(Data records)

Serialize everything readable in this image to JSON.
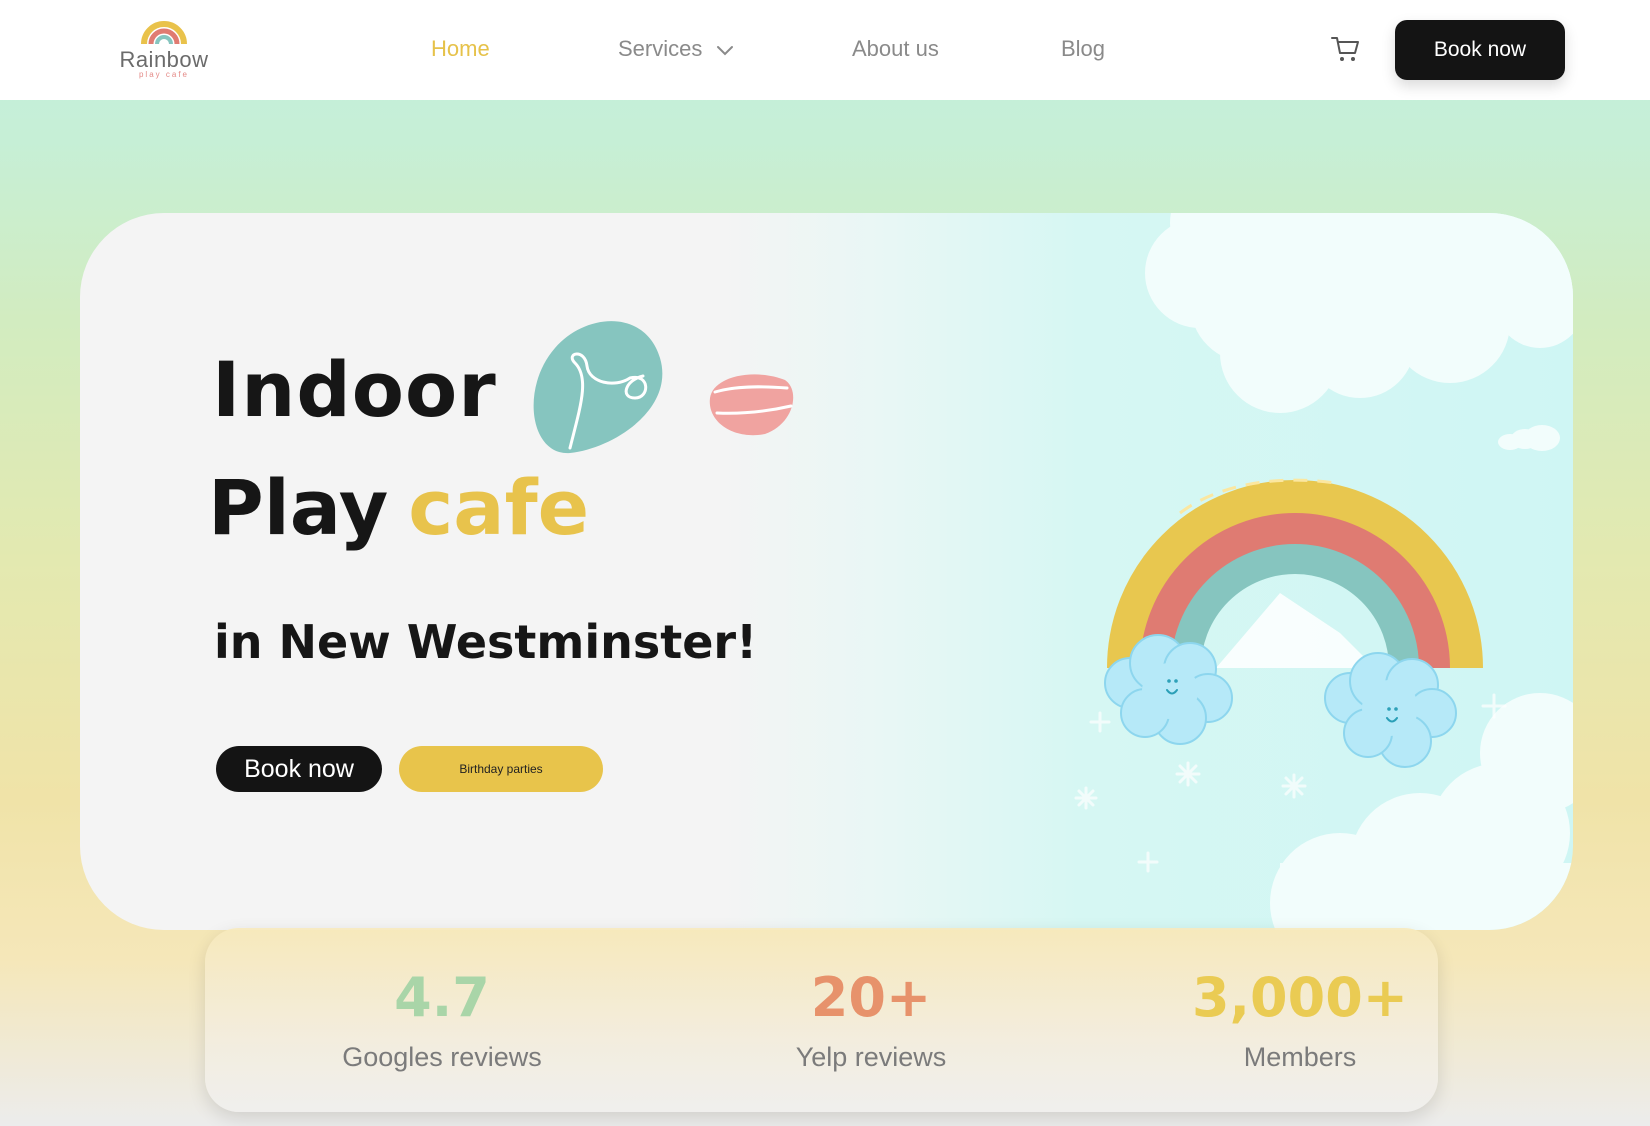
{
  "brand": {
    "name": "Rainbow",
    "tagline": "play cafe"
  },
  "nav": {
    "items": [
      {
        "label": "Home",
        "active": true
      },
      {
        "label": "Services",
        "has_dropdown": true
      },
      {
        "label": "About us"
      },
      {
        "label": "Blog"
      }
    ],
    "cart_icon": "cart-icon",
    "cta_label": "Book now"
  },
  "hero": {
    "title_line1": "Indoor",
    "title_line2_a": "Play",
    "title_line2_b": "cafe",
    "subtitle": "in New Westminster!",
    "primary_button": "Book now",
    "secondary_button": "Birthday parties"
  },
  "stats": [
    {
      "value": "4.7",
      "label": "Googles reviews",
      "color": "#a9d5a8"
    },
    {
      "value": "20+",
      "label": "Yelp reviews",
      "color": "#e7926b"
    },
    {
      "value": "3,000+",
      "label": "Members",
      "color": "#eacb53"
    }
  ],
  "colors": {
    "accent_yellow": "#e8c34c",
    "dark": "#141414",
    "teal": "#86c5bf",
    "pink": "#f0a3a0"
  }
}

*The task:* Drop the images and quote the entries word for word.

*Task solution:*
Serialize everything readable in this image to JSON.
{
  "brand": {
    "name": "Rainbow",
    "tagline": "play cafe"
  },
  "nav": {
    "items": [
      {
        "label": "Home",
        "active": true
      },
      {
        "label": "Services",
        "has_dropdown": true
      },
      {
        "label": "About us"
      },
      {
        "label": "Blog"
      }
    ],
    "cart_icon": "cart-icon",
    "cta_label": "Book now"
  },
  "hero": {
    "title_line1": "Indoor",
    "title_line2_a": "Play",
    "title_line2_b": "cafe",
    "subtitle": "in New Westminster!",
    "primary_button": "Book now",
    "secondary_button": "Birthday parties"
  },
  "stats": [
    {
      "value": "4.7",
      "label": "Googles reviews",
      "color": "#a9d5a8"
    },
    {
      "value": "20+",
      "label": "Yelp reviews",
      "color": "#e7926b"
    },
    {
      "value": "3,000+",
      "label": "Members",
      "color": "#eacb53"
    }
  ],
  "colors": {
    "accent_yellow": "#e8c34c",
    "dark": "#141414",
    "teal": "#86c5bf",
    "pink": "#f0a3a0"
  }
}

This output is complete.